··· DATA FOR THE TASK

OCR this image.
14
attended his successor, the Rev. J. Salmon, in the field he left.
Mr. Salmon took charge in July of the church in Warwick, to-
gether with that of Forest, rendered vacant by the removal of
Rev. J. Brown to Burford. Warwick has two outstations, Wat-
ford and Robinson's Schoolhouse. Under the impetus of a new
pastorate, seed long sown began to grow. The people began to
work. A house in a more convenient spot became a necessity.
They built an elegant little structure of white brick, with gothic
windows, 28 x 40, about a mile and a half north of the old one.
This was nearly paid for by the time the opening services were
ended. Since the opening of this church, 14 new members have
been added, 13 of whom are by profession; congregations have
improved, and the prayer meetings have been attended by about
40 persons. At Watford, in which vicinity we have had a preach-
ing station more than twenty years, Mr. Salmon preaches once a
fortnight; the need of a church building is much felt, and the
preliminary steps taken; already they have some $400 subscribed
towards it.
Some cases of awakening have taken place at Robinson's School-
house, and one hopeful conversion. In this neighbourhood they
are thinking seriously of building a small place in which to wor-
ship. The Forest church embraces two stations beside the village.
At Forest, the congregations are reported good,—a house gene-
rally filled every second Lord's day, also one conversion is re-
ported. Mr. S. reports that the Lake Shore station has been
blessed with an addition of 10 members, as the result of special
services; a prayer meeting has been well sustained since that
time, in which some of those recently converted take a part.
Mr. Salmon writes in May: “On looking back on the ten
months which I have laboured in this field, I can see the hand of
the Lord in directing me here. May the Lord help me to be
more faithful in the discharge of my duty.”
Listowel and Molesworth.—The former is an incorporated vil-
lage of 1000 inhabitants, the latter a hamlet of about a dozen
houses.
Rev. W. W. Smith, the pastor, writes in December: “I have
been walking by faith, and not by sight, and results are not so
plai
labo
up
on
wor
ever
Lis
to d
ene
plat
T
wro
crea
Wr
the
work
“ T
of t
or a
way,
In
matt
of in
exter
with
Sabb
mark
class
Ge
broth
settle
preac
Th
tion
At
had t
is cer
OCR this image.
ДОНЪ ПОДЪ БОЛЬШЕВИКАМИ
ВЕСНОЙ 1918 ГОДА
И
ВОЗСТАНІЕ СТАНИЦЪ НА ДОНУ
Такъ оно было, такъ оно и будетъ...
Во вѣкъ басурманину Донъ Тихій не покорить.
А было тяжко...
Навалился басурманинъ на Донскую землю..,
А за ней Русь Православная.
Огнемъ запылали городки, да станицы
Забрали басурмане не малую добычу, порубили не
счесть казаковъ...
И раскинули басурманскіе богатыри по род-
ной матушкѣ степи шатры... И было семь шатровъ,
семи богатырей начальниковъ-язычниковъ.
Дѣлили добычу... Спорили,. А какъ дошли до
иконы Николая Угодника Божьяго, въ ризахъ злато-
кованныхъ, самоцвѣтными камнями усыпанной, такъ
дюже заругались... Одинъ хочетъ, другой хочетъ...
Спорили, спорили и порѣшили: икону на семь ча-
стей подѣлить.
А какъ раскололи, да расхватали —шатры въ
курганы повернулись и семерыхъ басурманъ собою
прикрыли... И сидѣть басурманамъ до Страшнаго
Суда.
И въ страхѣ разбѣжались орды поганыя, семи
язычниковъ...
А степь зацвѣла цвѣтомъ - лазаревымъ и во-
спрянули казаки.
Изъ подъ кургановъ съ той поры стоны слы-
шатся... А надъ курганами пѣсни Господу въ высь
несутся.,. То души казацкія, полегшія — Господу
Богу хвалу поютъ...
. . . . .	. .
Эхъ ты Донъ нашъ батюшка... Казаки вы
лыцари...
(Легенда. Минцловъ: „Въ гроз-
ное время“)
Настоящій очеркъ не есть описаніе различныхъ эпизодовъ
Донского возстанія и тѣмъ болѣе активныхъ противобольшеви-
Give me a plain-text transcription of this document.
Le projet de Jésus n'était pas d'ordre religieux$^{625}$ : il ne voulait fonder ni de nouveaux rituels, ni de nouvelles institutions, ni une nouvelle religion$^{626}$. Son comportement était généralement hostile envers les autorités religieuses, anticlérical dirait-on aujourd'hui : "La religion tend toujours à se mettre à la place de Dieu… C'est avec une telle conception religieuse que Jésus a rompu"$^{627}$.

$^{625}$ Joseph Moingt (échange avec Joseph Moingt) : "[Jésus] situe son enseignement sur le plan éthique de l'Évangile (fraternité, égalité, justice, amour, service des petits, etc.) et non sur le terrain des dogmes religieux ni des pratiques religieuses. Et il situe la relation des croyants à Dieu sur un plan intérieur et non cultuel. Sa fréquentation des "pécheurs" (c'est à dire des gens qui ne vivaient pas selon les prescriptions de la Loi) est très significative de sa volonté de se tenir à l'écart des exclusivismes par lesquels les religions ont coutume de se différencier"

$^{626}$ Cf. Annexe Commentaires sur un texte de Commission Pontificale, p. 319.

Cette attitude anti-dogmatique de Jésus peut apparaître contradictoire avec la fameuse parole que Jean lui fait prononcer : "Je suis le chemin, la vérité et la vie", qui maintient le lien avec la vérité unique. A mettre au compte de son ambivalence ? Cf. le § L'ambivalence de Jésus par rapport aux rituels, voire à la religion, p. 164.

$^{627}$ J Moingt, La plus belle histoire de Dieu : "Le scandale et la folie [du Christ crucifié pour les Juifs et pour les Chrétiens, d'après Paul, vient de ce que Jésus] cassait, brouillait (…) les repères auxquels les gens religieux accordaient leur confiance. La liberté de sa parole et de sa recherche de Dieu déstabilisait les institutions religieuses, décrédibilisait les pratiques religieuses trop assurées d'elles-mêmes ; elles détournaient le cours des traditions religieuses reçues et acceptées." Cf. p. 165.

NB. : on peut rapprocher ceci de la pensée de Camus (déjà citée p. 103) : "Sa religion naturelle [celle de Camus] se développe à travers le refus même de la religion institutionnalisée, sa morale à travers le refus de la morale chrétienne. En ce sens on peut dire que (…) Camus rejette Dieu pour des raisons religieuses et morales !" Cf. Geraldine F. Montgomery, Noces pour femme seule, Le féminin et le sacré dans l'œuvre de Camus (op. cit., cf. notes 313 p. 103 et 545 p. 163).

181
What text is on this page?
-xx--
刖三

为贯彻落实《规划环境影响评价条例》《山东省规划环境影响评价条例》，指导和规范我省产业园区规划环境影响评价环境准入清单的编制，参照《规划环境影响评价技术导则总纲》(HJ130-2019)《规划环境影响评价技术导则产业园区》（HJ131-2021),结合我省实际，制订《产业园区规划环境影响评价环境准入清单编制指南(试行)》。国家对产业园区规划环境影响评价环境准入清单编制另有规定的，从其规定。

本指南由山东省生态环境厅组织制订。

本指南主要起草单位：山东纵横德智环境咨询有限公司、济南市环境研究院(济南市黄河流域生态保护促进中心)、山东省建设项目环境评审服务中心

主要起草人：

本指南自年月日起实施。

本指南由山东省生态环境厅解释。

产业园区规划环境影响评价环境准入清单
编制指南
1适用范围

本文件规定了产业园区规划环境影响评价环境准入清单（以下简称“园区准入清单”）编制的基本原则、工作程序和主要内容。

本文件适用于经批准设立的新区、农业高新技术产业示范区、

······

### PROBLEM REQUIREMENTS
Pick out and copy every line that contains the word "семь".

### THE RESULT
ной матушкѣ степи шатры... И было семь шатровъ,
Спорили, спорили и порѣшили: икону на семь ча-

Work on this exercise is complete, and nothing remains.